TASK DESCRIPTION | Rewrite the stretch of the records from the start through the line containing "- series-line: [217, 251, 1418, 726]", putting "marker" in place of every "data-point" and keeping everything else unchanged.

********************

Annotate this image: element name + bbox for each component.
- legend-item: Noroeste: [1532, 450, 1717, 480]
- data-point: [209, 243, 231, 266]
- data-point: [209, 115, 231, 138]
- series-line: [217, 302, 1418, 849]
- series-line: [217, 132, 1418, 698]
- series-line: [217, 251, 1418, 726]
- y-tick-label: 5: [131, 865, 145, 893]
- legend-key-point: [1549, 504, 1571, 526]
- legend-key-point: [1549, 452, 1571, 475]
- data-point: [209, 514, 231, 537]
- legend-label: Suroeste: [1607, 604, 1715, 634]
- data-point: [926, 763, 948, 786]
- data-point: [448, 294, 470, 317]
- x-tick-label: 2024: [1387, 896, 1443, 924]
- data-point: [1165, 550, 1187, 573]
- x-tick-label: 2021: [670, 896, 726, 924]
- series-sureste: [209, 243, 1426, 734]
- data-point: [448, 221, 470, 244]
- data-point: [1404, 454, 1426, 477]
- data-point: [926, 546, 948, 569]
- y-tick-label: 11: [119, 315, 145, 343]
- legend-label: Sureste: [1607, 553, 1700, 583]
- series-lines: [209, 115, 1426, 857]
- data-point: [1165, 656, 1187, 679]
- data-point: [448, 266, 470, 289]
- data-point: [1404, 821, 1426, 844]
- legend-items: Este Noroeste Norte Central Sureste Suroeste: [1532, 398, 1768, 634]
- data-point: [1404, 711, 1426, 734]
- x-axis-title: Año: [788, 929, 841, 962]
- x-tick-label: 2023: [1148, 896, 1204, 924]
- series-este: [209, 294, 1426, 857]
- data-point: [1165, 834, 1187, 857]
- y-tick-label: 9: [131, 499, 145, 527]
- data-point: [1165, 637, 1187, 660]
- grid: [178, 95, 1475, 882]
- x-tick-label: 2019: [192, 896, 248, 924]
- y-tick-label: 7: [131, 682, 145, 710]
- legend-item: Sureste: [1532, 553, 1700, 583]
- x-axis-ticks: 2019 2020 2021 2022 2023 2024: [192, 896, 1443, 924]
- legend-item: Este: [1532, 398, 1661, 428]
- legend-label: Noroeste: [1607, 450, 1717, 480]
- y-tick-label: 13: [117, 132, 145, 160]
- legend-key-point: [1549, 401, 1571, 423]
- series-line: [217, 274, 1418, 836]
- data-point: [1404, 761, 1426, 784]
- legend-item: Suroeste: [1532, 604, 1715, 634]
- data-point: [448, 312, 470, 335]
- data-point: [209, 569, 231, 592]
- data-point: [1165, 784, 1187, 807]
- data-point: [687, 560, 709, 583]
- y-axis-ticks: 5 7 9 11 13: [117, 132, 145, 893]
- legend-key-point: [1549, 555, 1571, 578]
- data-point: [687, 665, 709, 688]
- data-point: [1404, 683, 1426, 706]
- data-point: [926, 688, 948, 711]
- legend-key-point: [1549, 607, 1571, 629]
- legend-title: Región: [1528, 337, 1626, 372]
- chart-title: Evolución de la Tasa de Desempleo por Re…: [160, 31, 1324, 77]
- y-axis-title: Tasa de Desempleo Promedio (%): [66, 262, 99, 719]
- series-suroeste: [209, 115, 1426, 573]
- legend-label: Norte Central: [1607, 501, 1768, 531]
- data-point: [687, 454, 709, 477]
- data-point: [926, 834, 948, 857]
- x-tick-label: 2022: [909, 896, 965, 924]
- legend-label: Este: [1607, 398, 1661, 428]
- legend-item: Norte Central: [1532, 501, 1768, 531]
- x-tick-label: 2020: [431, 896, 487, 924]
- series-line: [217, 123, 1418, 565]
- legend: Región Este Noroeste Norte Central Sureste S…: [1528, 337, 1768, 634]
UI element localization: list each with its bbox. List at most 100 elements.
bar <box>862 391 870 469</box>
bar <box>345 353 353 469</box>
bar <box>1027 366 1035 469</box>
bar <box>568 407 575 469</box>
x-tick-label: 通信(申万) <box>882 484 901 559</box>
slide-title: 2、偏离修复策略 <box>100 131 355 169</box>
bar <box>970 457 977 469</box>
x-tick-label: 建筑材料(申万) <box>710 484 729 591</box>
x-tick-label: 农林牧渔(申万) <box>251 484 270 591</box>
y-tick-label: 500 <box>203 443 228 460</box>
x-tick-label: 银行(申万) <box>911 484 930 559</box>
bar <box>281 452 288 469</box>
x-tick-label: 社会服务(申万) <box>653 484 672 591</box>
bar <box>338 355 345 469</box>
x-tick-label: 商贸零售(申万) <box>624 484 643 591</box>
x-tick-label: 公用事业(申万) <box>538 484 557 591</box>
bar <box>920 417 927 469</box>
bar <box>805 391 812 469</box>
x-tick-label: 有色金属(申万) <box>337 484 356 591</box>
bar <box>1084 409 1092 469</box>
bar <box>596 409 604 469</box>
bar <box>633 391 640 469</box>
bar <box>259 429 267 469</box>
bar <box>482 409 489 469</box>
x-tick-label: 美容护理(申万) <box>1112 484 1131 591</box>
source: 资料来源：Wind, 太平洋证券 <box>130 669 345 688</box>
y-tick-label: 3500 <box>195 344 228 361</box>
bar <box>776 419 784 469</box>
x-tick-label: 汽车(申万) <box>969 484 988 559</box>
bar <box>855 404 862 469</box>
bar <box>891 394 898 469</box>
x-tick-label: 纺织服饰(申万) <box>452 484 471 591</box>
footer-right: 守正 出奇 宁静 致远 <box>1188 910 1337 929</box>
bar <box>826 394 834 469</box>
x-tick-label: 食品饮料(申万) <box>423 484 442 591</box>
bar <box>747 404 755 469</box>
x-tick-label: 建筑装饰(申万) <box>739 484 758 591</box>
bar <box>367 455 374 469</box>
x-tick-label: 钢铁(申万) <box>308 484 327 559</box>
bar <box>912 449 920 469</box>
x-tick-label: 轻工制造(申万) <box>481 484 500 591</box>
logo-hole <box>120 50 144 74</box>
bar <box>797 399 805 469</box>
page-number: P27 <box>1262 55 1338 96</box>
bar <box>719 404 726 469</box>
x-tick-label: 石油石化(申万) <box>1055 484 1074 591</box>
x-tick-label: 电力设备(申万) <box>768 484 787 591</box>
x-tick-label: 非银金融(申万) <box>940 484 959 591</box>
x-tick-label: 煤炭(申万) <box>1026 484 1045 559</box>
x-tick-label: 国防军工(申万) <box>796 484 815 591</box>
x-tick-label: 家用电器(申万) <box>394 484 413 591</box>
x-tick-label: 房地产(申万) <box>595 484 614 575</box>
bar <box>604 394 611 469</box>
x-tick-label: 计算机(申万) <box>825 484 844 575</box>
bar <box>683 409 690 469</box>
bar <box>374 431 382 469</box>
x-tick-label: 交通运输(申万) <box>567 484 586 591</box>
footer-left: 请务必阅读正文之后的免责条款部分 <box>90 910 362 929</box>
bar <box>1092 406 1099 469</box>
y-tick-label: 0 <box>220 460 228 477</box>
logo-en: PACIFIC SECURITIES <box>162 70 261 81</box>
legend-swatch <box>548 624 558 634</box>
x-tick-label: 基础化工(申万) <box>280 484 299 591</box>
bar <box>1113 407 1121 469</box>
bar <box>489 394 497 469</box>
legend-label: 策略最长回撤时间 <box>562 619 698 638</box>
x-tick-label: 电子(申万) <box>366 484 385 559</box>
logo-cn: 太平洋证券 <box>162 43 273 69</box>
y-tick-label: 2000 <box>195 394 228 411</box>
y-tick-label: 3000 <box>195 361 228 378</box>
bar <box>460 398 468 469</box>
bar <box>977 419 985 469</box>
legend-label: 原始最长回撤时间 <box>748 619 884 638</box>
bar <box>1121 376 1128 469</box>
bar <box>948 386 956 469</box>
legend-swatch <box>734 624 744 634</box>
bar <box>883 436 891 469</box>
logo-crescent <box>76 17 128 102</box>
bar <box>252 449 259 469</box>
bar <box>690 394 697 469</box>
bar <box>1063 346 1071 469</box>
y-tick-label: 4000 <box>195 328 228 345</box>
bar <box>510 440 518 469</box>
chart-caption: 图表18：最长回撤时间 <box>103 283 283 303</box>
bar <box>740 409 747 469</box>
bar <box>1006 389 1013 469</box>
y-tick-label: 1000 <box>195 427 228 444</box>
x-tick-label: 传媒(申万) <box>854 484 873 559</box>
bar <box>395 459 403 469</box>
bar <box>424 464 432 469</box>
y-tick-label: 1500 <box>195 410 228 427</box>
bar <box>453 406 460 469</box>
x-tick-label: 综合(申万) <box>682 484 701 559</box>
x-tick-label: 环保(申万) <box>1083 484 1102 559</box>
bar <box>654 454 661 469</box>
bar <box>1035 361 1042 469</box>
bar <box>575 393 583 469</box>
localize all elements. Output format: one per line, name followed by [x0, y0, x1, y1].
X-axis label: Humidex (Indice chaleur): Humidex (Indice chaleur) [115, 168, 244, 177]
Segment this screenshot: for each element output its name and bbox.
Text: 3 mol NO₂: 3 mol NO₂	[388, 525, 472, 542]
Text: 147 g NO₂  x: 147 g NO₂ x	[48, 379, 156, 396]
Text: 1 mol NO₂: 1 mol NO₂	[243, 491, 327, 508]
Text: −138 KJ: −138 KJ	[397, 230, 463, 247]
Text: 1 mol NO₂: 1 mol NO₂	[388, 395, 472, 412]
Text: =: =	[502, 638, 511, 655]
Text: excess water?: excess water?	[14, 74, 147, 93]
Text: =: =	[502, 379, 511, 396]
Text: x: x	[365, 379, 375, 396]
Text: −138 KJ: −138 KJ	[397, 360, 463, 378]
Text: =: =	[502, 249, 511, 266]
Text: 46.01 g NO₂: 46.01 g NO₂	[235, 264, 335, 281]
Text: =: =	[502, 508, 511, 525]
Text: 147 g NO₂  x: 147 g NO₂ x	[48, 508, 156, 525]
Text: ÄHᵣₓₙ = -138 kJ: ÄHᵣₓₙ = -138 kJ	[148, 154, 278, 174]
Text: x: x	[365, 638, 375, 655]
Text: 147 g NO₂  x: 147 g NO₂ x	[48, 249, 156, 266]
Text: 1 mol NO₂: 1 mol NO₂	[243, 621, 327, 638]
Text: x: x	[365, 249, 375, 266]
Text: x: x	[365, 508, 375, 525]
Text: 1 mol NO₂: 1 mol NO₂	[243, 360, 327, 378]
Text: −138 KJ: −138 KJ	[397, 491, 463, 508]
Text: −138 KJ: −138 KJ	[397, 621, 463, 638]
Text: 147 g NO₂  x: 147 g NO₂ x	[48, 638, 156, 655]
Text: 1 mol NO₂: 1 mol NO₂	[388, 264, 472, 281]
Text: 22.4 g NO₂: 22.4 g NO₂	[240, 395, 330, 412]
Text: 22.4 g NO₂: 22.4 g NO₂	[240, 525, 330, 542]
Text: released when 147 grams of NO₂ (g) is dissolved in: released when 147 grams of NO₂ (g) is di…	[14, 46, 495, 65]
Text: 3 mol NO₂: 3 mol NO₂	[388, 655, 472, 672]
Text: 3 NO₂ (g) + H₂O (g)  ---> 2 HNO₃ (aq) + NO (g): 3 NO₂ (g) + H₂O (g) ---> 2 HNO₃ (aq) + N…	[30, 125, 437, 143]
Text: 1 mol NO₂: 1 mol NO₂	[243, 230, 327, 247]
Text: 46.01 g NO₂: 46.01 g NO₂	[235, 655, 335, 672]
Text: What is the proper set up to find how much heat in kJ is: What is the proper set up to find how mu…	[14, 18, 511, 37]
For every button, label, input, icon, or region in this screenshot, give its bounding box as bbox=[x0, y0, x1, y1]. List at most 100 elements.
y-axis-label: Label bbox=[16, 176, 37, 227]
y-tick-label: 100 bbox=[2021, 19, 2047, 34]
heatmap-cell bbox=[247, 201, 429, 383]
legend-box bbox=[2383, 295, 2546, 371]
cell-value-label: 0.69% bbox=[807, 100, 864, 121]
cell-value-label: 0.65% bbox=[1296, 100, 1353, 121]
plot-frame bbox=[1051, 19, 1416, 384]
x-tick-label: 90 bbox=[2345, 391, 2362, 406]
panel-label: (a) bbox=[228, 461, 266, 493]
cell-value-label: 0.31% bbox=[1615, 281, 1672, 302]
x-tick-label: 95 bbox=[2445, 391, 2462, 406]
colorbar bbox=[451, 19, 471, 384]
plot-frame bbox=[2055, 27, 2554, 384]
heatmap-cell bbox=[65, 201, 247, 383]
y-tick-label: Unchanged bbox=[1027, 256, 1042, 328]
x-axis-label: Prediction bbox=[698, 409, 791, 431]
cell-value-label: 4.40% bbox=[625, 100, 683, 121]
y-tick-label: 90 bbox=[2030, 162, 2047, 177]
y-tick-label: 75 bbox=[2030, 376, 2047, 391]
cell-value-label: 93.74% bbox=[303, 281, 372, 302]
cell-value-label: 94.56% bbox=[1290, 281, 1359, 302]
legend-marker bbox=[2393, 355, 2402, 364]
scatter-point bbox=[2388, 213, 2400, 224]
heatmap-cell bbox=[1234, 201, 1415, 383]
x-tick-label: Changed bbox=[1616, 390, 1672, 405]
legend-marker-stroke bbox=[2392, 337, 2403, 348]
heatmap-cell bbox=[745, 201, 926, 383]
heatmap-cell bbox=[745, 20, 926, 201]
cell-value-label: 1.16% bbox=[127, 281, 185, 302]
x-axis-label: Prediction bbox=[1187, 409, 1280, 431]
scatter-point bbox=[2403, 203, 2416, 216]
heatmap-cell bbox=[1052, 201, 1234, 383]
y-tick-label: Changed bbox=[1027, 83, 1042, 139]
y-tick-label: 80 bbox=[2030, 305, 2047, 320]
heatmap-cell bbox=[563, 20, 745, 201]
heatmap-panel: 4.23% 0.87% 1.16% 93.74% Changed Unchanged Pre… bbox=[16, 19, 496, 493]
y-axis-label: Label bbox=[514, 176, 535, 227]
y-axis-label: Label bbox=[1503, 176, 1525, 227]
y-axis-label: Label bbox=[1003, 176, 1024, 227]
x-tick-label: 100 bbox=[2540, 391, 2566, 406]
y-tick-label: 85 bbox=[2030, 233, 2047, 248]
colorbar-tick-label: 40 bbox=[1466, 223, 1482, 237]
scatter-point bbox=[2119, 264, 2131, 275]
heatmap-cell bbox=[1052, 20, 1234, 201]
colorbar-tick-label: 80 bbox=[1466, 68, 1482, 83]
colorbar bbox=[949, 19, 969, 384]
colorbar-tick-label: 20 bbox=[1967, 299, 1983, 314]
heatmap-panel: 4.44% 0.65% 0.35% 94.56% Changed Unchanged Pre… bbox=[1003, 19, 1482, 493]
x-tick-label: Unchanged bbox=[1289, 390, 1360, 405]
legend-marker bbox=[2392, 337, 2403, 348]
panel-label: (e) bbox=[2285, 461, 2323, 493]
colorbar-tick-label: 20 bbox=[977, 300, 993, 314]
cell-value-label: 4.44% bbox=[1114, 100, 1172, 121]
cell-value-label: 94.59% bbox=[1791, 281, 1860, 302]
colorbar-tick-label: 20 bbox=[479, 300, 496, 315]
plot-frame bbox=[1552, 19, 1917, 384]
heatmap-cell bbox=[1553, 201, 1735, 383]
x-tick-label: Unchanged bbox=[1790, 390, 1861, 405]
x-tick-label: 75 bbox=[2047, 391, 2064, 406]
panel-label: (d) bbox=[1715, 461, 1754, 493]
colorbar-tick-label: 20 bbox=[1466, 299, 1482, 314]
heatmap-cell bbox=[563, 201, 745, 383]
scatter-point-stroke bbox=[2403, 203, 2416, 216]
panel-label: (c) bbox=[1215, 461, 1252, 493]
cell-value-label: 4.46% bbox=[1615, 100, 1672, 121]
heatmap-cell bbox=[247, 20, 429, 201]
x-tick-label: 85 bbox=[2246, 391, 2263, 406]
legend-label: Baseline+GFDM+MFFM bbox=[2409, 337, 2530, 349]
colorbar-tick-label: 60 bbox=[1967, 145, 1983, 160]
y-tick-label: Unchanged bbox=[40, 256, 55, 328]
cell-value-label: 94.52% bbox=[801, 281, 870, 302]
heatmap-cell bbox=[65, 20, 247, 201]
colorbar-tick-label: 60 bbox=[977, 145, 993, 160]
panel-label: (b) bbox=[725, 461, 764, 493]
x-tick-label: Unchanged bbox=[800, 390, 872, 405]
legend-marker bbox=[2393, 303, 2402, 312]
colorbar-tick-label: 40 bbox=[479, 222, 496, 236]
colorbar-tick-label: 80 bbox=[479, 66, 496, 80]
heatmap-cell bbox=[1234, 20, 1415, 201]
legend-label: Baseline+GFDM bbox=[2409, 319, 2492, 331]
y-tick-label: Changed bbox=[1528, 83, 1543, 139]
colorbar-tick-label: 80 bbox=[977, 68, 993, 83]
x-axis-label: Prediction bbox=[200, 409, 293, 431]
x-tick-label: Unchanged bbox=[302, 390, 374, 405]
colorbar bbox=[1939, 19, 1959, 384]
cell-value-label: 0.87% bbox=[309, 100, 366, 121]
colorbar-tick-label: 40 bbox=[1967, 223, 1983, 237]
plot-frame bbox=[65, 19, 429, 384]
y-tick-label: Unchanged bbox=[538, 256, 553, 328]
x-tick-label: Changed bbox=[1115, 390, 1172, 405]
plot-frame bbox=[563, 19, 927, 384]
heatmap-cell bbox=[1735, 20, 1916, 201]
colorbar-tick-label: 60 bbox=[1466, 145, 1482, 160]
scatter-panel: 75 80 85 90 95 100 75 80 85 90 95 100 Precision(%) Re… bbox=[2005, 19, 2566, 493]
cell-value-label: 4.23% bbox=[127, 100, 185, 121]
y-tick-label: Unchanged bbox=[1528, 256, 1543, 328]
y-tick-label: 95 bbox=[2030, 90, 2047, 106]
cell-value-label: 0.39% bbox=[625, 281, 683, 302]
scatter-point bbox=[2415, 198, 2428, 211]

********************

RIGHT ANSWER |
Annotate this image: element name + bbox for each component.
- legend-item: Noroeste: [1532, 450, 1717, 480]
- marker: [209, 243, 231, 266]
- marker: [209, 115, 231, 138]
- series-line: [217, 302, 1418, 849]
- series-line: [217, 132, 1418, 698]
- series-line: [217, 251, 1418, 726]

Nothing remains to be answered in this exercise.